(TO DO) Return all the data, word for word.

(GIVEN DATA)
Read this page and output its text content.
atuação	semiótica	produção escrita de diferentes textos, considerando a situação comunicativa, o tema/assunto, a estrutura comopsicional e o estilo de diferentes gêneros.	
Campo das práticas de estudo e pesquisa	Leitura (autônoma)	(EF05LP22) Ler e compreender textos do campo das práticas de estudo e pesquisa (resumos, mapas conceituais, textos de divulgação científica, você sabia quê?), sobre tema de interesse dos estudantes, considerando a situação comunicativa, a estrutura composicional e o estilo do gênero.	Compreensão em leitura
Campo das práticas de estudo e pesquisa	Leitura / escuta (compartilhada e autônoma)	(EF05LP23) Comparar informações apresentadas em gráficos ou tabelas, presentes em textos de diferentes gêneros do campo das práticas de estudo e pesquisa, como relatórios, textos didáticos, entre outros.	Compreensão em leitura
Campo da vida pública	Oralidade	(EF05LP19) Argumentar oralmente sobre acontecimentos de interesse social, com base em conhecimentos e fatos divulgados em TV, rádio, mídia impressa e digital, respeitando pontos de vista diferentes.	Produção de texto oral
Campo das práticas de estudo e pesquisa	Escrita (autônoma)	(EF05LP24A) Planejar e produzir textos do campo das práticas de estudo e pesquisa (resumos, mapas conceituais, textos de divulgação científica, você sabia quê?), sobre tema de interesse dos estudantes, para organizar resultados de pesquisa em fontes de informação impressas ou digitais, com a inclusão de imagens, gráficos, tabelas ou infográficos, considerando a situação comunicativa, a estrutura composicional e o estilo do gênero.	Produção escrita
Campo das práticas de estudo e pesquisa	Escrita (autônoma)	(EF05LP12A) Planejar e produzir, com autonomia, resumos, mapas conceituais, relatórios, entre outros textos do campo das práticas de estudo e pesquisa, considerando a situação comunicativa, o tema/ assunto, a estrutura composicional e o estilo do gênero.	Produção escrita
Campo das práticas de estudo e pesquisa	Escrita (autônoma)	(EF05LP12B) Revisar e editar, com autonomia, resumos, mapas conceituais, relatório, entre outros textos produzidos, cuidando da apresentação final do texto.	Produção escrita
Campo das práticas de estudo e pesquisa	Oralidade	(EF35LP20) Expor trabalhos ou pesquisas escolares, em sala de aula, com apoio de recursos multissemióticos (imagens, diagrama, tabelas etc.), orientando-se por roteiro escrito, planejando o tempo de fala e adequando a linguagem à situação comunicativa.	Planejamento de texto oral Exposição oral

(CORRECT OUTPUT)
Read this page and output its text content.
atuação	semiótica	produção escrita de diferentes textos, considerando a situação comunicativa, o tema/assunto, a estrutura comopsicional e o estilo de diferentes gêneros.	
Campo das práticas de estudo e pesquisa	Leitura (autônoma)	(EF05LP22) Ler e compreender textos do campo das práticas de estudo e pesquisa (resumos, mapas conceituais, textos de divulgação científica, você sabia quê?), sobre tema de interesse dos estudantes, considerando a situação comunicativa, a estrutura composicional e o estilo do gênero.	Compreensão em leitura
Campo das práticas de estudo e pesquisa	Leitura / escuta (compartilhada e autônoma)	(EF05LP23) Comparar informações apresentadas em gráficos ou tabelas, presentes em textos de diferentes gêneros do campo das práticas de estudo e pesquisa, como relatórios, textos didáticos, entre outros.	Compreensão em leitura
Campo da vida pública	Oralidade	(EF05LP19) Argumentar oralmente sobre acontecimentos de interesse social, com base em conhecimentos e fatos divulgados em TV, rádio, mídia impressa e digital, respeitando pontos de vista diferentes.	Produção de texto oral
Campo das práticas de estudo e pesquisa	Escrita (autônoma)	(EF05LP24A) Planejar e produzir textos do campo das práticas de estudo e pesquisa (resumos, mapas conceituais, textos de divulgação científica, você sabia quê?), sobre tema de interesse dos estudantes, para organizar resultados de pesquisa em fontes de informação impressas ou digitais, com a inclusão de imagens, gráficos, tabelas ou infográficos, considerando a situação comunicativa, a estrutura composicional e o estilo do gênero.	Produção escrita
Campo das práticas de estudo e pesquisa	Escrita (autônoma)	(EF05LP12A) Planejar e produzir, com autonomia, resumos, mapas conceituais, relatórios, entre outros textos do campo das práticas de estudo e pesquisa, considerando a situação comunicativa, o tema/ assunto, a estrutura composicional e o estilo do gênero.	Produção escrita
Campo das práticas de estudo e pesquisa	Escrita (autônoma)	(EF05LP12B) Revisar e editar, com autonomia, resumos, mapas conceituais, relatório, entre outros textos produzidos, cuidando da apresentação final do texto.	Produção escrita
Campo das práticas de estudo e pesquisa	Oralidade	(EF35LP20) Expor trabalhos ou pesquisas escolares, em sala de aula, com apoio de recursos multissemióticos (imagens, diagrama, tabelas etc.), orientando-se por roteiro escrito, planejando o tempo de fala e adequando a linguagem à situação comunicativa.	Planejamento de texto oral Exposição oral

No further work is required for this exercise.